__Stated task A__
Can you copy the entries word for word, starting with their first line and going on through the line that contains "commit-row[interactable]: 实现与我的课表有关的接口 虎哥"?

_ _ _ _ _ _ _

Posted in Manuscripts, Uncategorized by bonaelitterae on 16 November, 2012

Christ Church was an arriviste on the Oxford scene. The brainchild of England’s most successful butcher’s son, it was founded as Cardinal College only in 1525, when the number of colleges of the university was already in double figures. On Wolsey’s fall, his institution became, in name at least, King’s College, to wallow in neglect until Henry VIII’s attempts to appease the gods for his desacration of the established church by replacing monasteries with new bishoprics led him, at the very end of his reign, to establish in Oxford an institution that combined cathedral and college. It makes Christ Church a unique institution, adding to the roll-call of titles for Oxbridge heads of house (Master, Principal, Warden, Provost, President…) by being the only to one to be ruled by a Dean.

_ _ _ _ _ _ _

__Stated task B__
Answer these about the post on Christ Church:
(i) In what year was it founded as Cardinal College?
(ii) What name did the institution take after Wolsey's fall?
(iii) What title does the person who rules Christ Church hold?

_ _ _ _ _ _ _

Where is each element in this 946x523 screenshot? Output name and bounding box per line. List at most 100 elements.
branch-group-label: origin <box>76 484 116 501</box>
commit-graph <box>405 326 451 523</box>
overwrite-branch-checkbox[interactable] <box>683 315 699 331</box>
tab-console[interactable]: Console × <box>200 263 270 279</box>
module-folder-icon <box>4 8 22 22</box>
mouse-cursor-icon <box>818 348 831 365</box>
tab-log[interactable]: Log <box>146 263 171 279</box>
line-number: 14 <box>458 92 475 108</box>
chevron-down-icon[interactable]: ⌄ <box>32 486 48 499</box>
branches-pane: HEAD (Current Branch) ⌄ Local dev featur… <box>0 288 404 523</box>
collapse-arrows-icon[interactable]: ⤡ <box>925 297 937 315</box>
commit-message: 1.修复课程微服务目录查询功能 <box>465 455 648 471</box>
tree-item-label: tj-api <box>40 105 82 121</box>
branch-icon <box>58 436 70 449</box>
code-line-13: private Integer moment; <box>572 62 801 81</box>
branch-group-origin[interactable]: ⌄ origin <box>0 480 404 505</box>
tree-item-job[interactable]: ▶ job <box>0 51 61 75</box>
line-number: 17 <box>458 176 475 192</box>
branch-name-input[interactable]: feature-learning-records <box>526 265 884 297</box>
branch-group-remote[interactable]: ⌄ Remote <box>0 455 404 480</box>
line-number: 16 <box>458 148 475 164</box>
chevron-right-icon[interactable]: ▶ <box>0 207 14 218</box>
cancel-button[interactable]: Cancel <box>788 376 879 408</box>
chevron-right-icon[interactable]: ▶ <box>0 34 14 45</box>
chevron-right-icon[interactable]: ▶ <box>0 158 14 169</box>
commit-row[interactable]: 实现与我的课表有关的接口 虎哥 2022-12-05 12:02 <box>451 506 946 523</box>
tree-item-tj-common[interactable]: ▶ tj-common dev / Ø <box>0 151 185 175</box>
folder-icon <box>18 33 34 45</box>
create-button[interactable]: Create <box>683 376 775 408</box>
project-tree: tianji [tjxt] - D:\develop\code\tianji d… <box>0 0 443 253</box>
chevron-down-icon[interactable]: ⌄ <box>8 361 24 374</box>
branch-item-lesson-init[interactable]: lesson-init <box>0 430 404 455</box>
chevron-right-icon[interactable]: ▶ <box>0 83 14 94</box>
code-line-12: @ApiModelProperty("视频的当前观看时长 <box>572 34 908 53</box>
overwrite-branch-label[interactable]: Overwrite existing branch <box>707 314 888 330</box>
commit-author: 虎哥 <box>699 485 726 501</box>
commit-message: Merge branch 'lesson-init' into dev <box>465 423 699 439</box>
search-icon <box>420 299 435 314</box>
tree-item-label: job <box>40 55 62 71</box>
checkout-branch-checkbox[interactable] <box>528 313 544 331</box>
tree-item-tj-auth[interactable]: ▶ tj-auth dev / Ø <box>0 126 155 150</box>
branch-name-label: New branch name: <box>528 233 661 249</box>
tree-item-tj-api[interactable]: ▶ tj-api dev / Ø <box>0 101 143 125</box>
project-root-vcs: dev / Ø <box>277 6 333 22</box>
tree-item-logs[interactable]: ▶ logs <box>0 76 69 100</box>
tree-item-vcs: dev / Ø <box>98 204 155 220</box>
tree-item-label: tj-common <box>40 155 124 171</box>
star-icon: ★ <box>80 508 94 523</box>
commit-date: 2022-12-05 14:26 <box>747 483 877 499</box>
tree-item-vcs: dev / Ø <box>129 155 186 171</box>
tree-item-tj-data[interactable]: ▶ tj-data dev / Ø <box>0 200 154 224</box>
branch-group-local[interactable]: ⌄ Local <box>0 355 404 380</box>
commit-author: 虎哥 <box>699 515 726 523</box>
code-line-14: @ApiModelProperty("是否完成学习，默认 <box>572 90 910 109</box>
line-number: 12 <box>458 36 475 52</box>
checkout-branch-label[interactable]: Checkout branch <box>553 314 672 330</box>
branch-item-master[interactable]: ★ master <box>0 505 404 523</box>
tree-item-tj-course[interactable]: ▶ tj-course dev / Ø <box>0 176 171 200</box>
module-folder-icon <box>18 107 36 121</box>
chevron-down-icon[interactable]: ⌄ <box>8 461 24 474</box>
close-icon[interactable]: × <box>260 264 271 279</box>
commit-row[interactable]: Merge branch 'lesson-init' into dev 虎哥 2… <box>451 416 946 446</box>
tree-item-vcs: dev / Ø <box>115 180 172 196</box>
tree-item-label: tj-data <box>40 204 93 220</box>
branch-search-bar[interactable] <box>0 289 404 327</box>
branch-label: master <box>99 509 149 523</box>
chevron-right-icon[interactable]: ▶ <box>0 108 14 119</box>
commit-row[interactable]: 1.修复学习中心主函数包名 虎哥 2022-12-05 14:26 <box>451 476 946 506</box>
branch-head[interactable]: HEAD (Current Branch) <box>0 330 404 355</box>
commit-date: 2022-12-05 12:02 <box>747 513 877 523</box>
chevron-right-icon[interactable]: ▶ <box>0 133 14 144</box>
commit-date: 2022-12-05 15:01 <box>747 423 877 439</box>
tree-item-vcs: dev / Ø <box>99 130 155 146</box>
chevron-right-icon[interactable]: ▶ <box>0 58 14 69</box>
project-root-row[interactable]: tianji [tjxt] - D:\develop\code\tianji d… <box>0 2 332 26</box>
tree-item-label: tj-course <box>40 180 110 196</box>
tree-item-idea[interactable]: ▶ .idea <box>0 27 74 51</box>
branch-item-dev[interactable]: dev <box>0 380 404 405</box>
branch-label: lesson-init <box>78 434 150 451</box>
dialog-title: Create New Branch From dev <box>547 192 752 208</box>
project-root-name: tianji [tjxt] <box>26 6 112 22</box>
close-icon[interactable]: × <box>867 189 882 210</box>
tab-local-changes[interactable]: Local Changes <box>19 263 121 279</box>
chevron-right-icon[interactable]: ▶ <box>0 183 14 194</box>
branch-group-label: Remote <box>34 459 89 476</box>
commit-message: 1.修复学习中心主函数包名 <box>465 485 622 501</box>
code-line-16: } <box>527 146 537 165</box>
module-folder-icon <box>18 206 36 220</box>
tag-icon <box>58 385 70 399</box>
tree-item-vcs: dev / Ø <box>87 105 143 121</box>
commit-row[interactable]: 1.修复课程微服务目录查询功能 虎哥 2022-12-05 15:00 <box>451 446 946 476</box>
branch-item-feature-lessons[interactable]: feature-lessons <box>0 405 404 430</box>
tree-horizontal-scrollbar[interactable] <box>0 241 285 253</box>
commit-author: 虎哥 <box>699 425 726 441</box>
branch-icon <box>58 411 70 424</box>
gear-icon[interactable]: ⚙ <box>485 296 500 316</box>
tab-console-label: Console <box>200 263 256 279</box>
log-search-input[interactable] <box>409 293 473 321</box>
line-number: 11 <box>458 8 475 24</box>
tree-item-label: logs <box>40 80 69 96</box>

_ _ _ _ _ _ _

__Problem solution A__
Where is each element in this 946x523 screenshot? Output name and bounding box per line. List at most 100 elements.
branch-group-label: origin <box>76 484 116 501</box>
commit-graph <box>405 326 451 523</box>
overwrite-branch-checkbox[interactable] <box>683 315 699 331</box>
tab-console[interactable]: Console × <box>200 263 270 279</box>
module-folder-icon <box>4 8 22 22</box>
mouse-cursor-icon <box>818 348 831 365</box>
tab-log[interactable]: Log <box>146 263 171 279</box>
line-number: 14 <box>458 92 475 108</box>
chevron-down-icon[interactable]: ⌄ <box>32 486 48 499</box>
branches-pane: HEAD (Current Branch) ⌄ Local dev featur… <box>0 288 404 523</box>
collapse-arrows-icon[interactable]: ⤡ <box>925 297 937 315</box>
commit-message: 1.修复课程微服务目录查询功能 <box>465 455 648 471</box>
tree-item-label: tj-api <box>40 105 82 121</box>
branch-icon <box>58 436 70 449</box>
code-line-13: private Integer moment; <box>572 62 801 81</box>
branch-group-origin[interactable]: ⌄ origin <box>0 480 404 505</box>
tree-item-job[interactable]: ▶ job <box>0 51 61 75</box>
line-number: 17 <box>458 176 475 192</box>
branch-name-input[interactable]: feature-learning-records <box>526 265 884 297</box>
branch-group-remote[interactable]: ⌄ Remote <box>0 455 404 480</box>
line-number: 16 <box>458 148 475 164</box>
chevron-right-icon[interactable]: ▶ <box>0 207 14 218</box>
cancel-button[interactable]: Cancel <box>788 376 879 408</box>
chevron-right-icon[interactable]: ▶ <box>0 34 14 45</box>
chevron-right-icon[interactable]: ▶ <box>0 158 14 169</box>
commit-row[interactable]: 实现与我的课表有关的接口 虎哥 2022-12-05 12:02 <box>451 506 946 523</box>

__Problem solution B__
(i) 1525
(ii) King's College
(iii) Dean